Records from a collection
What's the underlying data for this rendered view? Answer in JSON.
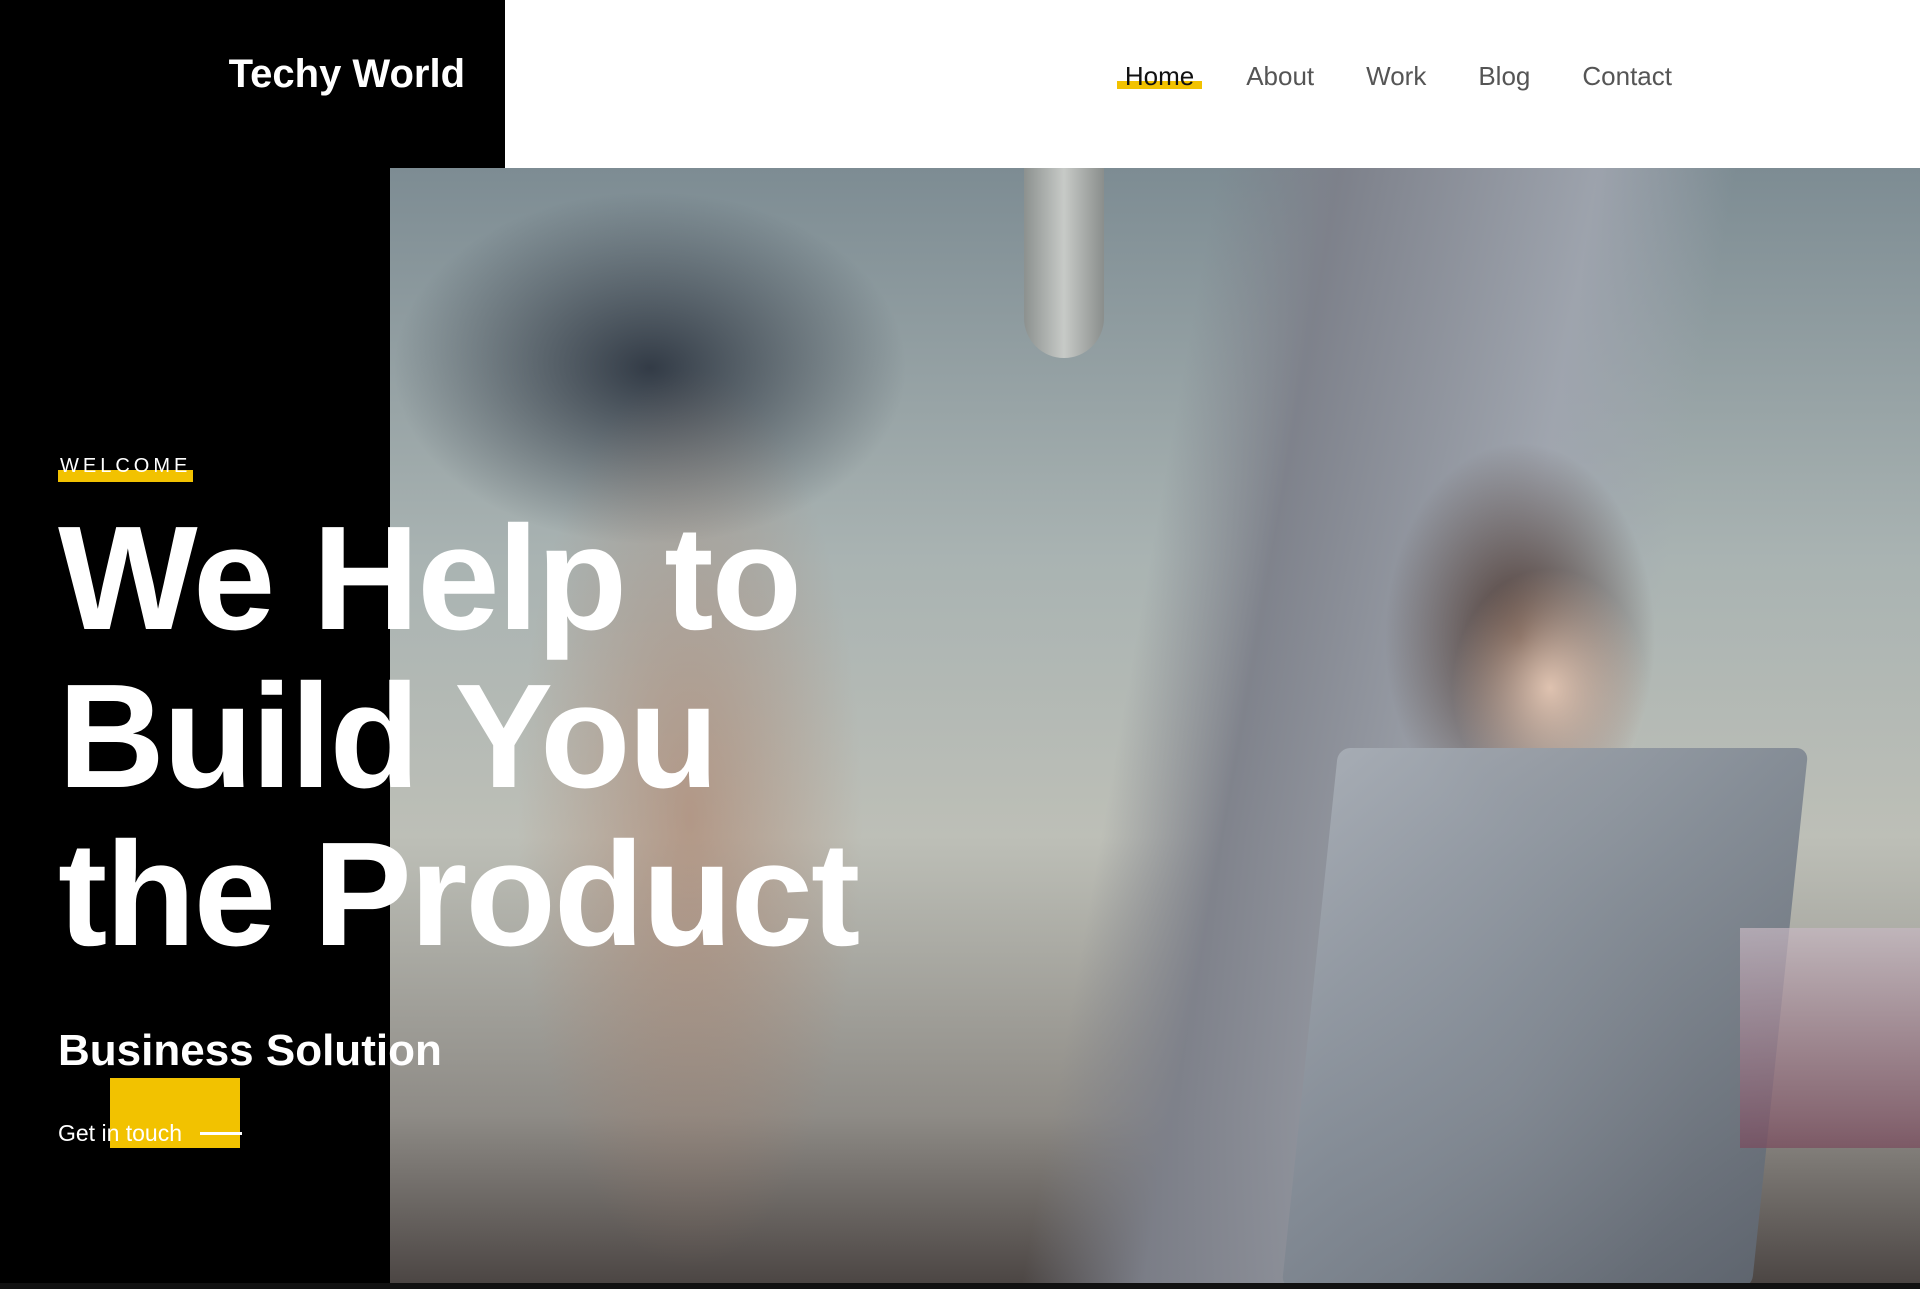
{
  "brand": {
    "name": "Techy World"
  },
  "nav": {
    "items": [
      {
        "label": "Home",
        "active": true
      },
      {
        "label": "About",
        "active": false
      },
      {
        "label": "Work",
        "active": false
      },
      {
        "label": "Blog",
        "active": false
      },
      {
        "label": "Contact",
        "active": false
      }
    ]
  },
  "hero": {
    "kicker": "WELCOME",
    "headline": "We Help to\nBuild You\nthe Product",
    "subhead": "Business Solution",
    "cta_label": "Get in touch",
    "image": "hero-photo-woman-laptop"
  },
  "colors": {
    "accent": "#f2c200",
    "dark": "#000000",
    "nav_text": "#555555",
    "active_text": "#111111"
  },
  "icons": [
    "cta-arrow-line-icon"
  ]
}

◆ What this task involves ◆
Print the records above exactly as they stand, but leave out the pictures.

◆ Exercise output ◆
What's the underlying data for this rendered view? Answer in JSON.
{
  "brand": {
    "name": "Techy World"
  },
  "nav": {
    "items": [
      {
        "label": "Home",
        "active": true
      },
      {
        "label": "About",
        "active": false
      },
      {
        "label": "Work",
        "active": false
      },
      {
        "label": "Blog",
        "active": false
      },
      {
        "label": "Contact",
        "active": false
      }
    ]
  },
  "hero": {
    "kicker": "WELCOME",
    "headline": "We Help to\nBuild You\nthe Product",
    "subhead": "Business Solution",
    "cta_label": "Get in touch",
    "image": "hero-photo-woman-laptop"
  },
  "colors": {
    "accent": "#f2c200",
    "dark": "#000000",
    "nav_text": "#555555",
    "active_text": "#111111"
  },
  "icons": [
    "cta-arrow-line-icon"
  ]
}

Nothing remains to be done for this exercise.